* BEGIN Supplied material *

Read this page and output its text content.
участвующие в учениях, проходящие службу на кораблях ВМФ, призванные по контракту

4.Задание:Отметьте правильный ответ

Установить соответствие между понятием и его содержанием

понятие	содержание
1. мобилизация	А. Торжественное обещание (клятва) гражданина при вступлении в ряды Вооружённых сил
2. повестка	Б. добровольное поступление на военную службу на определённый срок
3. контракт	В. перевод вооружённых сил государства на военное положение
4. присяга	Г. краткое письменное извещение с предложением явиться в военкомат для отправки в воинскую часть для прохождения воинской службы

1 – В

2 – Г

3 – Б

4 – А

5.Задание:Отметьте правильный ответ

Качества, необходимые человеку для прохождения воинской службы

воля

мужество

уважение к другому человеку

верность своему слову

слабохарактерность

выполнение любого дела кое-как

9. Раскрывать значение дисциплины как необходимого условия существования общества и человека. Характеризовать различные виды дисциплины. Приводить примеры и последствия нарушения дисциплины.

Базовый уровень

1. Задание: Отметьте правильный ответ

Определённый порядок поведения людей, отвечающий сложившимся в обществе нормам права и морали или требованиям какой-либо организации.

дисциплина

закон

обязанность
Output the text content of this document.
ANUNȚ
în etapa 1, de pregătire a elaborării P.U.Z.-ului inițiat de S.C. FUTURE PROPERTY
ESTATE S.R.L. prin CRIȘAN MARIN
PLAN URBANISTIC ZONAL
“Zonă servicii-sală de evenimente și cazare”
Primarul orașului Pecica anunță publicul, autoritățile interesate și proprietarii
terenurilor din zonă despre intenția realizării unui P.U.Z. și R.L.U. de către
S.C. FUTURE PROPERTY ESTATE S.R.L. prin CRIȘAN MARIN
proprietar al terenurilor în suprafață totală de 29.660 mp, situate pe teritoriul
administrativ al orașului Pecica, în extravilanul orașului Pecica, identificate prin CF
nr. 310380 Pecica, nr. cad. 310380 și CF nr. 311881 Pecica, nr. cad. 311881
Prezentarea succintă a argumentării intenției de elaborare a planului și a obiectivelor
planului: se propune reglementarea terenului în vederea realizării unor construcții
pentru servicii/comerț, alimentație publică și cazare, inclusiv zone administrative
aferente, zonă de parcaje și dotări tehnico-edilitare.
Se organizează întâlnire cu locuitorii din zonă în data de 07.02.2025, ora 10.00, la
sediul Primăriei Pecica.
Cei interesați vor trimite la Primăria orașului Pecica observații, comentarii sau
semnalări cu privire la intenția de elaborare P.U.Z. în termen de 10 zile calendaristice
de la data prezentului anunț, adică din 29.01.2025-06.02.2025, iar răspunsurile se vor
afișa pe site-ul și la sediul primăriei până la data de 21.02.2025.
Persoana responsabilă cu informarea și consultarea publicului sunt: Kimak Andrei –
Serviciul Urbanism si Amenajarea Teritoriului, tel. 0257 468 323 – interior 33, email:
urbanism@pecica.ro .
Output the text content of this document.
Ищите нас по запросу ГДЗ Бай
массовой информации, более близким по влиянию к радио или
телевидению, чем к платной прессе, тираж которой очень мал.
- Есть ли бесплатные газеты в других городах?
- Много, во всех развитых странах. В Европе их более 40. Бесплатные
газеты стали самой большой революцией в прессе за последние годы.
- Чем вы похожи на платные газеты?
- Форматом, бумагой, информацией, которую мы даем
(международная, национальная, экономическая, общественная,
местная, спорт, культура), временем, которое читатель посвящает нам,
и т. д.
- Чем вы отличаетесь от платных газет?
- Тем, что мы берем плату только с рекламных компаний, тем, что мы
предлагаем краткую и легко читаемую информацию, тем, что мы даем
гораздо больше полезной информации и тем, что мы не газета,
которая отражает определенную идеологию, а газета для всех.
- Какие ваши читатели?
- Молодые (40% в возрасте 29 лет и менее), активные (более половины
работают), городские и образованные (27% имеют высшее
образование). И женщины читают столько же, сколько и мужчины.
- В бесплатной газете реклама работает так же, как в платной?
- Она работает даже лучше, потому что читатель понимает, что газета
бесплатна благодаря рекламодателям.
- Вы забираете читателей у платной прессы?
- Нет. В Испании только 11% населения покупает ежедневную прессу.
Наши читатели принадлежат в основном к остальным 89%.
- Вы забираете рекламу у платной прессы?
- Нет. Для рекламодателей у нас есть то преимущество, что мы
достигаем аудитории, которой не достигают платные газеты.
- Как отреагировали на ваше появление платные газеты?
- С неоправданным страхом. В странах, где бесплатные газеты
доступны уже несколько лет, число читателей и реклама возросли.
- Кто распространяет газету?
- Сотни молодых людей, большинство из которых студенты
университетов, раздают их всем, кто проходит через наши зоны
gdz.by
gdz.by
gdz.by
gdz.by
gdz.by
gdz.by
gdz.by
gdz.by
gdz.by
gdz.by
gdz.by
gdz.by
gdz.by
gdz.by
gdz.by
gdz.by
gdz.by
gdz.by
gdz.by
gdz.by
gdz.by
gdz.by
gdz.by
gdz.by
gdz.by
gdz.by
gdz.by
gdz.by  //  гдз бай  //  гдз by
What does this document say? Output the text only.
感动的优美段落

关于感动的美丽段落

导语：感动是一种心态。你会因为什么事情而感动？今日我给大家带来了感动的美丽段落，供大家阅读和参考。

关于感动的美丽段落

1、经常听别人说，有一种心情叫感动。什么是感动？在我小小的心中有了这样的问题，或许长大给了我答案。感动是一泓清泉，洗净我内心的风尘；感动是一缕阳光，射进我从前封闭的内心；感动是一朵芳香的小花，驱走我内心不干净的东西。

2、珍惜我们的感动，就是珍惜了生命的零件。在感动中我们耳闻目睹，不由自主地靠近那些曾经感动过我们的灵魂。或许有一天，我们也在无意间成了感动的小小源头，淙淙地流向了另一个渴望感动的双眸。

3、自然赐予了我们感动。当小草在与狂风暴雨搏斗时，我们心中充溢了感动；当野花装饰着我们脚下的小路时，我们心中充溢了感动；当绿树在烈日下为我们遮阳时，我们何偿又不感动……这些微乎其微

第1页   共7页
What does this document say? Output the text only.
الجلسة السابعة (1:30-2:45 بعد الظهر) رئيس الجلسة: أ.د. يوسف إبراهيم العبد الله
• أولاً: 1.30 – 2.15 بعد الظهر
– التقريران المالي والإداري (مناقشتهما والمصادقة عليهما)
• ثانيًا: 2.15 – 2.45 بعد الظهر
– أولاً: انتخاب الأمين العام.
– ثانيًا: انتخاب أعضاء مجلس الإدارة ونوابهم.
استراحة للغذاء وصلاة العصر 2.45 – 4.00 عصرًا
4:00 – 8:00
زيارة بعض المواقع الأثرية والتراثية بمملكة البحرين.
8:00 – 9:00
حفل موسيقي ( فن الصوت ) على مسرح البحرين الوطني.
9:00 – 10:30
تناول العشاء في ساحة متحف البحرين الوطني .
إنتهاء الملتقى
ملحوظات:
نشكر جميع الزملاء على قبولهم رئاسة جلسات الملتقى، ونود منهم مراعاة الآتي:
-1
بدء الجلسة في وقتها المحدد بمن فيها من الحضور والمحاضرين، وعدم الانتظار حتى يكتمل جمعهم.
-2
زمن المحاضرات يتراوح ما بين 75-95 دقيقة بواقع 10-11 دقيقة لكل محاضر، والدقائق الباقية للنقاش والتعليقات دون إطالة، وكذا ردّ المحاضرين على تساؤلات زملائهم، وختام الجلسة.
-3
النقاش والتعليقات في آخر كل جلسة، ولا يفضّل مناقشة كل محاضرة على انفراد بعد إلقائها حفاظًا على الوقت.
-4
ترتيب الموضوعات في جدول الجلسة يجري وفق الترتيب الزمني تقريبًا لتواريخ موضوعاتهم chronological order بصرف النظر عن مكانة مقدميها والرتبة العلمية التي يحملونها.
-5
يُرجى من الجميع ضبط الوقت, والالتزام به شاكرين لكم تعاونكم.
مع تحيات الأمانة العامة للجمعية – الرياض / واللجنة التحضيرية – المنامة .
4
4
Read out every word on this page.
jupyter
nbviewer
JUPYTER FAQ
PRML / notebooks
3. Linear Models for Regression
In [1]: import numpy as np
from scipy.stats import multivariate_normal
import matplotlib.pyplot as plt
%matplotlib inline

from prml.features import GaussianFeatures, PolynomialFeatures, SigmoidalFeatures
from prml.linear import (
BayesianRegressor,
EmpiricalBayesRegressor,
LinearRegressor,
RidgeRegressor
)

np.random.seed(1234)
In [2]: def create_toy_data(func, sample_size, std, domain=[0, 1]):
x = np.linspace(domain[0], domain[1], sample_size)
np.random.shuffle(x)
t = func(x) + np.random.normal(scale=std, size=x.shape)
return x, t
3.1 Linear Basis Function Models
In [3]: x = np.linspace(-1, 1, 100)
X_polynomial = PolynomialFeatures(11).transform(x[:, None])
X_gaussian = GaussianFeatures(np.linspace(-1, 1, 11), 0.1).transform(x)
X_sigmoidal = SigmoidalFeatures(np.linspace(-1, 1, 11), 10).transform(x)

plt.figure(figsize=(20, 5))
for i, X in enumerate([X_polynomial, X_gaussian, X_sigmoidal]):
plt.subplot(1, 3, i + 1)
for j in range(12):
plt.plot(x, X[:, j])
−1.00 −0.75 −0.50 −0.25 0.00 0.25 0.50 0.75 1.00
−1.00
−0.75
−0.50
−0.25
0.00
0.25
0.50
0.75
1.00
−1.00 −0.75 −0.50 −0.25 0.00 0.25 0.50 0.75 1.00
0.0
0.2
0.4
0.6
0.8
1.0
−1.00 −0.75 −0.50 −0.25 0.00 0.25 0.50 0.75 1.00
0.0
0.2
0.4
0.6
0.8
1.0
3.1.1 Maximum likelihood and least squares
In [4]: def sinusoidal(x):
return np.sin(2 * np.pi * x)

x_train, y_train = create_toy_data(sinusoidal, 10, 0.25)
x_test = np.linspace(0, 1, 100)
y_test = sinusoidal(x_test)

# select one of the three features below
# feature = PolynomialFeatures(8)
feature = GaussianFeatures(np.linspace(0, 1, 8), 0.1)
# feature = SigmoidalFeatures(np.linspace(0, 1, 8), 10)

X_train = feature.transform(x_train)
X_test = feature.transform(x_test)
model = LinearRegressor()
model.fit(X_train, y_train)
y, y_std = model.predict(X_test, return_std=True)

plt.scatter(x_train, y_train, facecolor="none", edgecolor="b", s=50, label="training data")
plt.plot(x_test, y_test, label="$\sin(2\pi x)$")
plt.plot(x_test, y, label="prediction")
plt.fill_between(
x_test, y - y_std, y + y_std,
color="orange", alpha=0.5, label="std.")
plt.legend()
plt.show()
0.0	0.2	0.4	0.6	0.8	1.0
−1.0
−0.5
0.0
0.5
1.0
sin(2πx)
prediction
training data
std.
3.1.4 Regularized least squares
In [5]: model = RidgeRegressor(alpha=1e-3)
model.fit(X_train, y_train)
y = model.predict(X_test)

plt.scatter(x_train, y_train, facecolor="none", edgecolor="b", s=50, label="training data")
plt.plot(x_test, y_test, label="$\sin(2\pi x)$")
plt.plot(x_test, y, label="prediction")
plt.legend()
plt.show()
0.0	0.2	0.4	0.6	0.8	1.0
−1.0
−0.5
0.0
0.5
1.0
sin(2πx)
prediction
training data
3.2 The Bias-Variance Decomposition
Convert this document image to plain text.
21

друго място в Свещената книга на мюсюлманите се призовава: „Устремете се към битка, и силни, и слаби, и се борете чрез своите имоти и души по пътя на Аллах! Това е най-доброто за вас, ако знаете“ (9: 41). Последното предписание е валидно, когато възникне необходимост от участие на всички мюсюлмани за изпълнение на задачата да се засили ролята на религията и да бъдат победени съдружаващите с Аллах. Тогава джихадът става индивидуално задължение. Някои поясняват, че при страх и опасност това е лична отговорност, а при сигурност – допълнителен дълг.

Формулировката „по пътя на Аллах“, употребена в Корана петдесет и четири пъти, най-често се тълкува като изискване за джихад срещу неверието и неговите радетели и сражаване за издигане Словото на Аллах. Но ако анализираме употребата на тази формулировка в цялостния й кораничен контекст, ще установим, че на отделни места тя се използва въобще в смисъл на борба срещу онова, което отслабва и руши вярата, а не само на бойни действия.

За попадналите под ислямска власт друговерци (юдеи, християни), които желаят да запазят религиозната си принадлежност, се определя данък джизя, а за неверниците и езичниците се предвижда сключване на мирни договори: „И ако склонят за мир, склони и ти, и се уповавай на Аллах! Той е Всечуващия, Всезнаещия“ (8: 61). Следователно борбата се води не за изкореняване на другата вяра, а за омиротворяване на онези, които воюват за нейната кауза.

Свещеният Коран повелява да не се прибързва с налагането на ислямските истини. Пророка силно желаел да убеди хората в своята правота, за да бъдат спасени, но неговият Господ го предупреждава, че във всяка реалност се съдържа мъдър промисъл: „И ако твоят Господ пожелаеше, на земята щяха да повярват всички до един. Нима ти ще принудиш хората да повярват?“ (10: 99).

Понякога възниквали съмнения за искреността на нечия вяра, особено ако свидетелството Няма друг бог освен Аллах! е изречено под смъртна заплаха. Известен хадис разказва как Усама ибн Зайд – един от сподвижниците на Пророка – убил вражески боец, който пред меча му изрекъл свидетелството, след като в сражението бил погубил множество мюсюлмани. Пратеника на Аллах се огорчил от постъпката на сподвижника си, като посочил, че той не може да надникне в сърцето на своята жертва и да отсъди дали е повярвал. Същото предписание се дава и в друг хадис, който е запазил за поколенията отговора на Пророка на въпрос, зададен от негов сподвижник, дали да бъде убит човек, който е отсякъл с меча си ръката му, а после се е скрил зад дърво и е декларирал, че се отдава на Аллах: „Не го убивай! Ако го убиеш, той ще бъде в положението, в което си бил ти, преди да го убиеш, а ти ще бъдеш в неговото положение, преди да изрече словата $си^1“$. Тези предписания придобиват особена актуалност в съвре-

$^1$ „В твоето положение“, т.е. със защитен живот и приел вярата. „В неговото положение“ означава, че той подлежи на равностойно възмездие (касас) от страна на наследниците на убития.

* END Supplied material *

**The exercise:** Copy each line of the preceding data that contains the string "least".

**Exercise solution:**
3.1.1 Maximum likelihood and least squares
3.1.4 Regularized least squares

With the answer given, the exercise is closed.